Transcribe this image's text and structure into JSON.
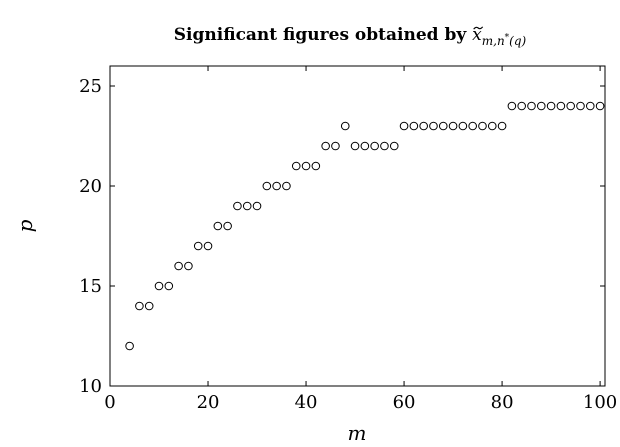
{
  "chart_data": {
    "type": "scatter",
    "title": "Significant figures obtained by ",
    "title_math": {
      "base": "x",
      "accent": "~",
      "subscript": "m,n",
      "subscript_sup": "*",
      "subscript_tail": "(q)"
    },
    "xlabel": "m",
    "ylabel": "p",
    "xlim": [
      0,
      101
    ],
    "ylim": [
      10,
      26
    ],
    "xticks": [
      0,
      20,
      40,
      60,
      80,
      100
    ],
    "yticks": [
      10,
      15,
      20,
      25
    ],
    "marker": "open-circle",
    "grid": false,
    "x": [
      4,
      6,
      8,
      10,
      12,
      14,
      16,
      18,
      20,
      22,
      24,
      26,
      28,
      30,
      32,
      34,
      36,
      38,
      40,
      42,
      44,
      46,
      48,
      50,
      52,
      54,
      56,
      58,
      60,
      62,
      64,
      66,
      68,
      70,
      72,
      74,
      76,
      78,
      80,
      82,
      84,
      86,
      88,
      90,
      92,
      94,
      96,
      98,
      100
    ],
    "y": [
      12,
      14,
      14,
      15,
      15,
      16,
      16,
      17,
      17,
      18,
      18,
      19,
      19,
      19,
      20,
      20,
      20,
      21,
      21,
      21,
      22,
      22,
      23,
      22,
      22,
      22,
      22,
      22,
      23,
      23,
      23,
      23,
      23,
      23,
      23,
      23,
      23,
      23,
      23,
      24,
      24,
      24,
      24,
      24,
      24,
      24,
      24,
      24,
      24
    ]
  }
}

• WRITTEN INSTRUCTION: Transcribe the records verbatim and omit the images.

• FULL OUTPUT:
Transcribe this image's text and structure into JSON.
{
  "chart_data": {
    "type": "scatter",
    "title": "Significant figures obtained by ",
    "title_math": {
      "base": "x",
      "accent": "~",
      "subscript": "m,n",
      "subscript_sup": "*",
      "subscript_tail": "(q)"
    },
    "xlabel": "m",
    "ylabel": "p",
    "xlim": [
      0,
      101
    ],
    "ylim": [
      10,
      26
    ],
    "xticks": [
      0,
      20,
      40,
      60,
      80,
      100
    ],
    "yticks": [
      10,
      15,
      20,
      25
    ],
    "marker": "open-circle",
    "grid": false,
    "x": [
      4,
      6,
      8,
      10,
      12,
      14,
      16,
      18,
      20,
      22,
      24,
      26,
      28,
      30,
      32,
      34,
      36,
      38,
      40,
      42,
      44,
      46,
      48,
      50,
      52,
      54,
      56,
      58,
      60,
      62,
      64,
      66,
      68,
      70,
      72,
      74,
      76,
      78,
      80,
      82,
      84,
      86,
      88,
      90,
      92,
      94,
      96,
      98,
      100
    ],
    "y": [
      12,
      14,
      14,
      15,
      15,
      16,
      16,
      17,
      17,
      18,
      18,
      19,
      19,
      19,
      20,
      20,
      20,
      21,
      21,
      21,
      22,
      22,
      23,
      22,
      22,
      22,
      22,
      22,
      23,
      23,
      23,
      23,
      23,
      23,
      23,
      23,
      23,
      23,
      23,
      24,
      24,
      24,
      24,
      24,
      24,
      24,
      24,
      24,
      24
    ]
  }
}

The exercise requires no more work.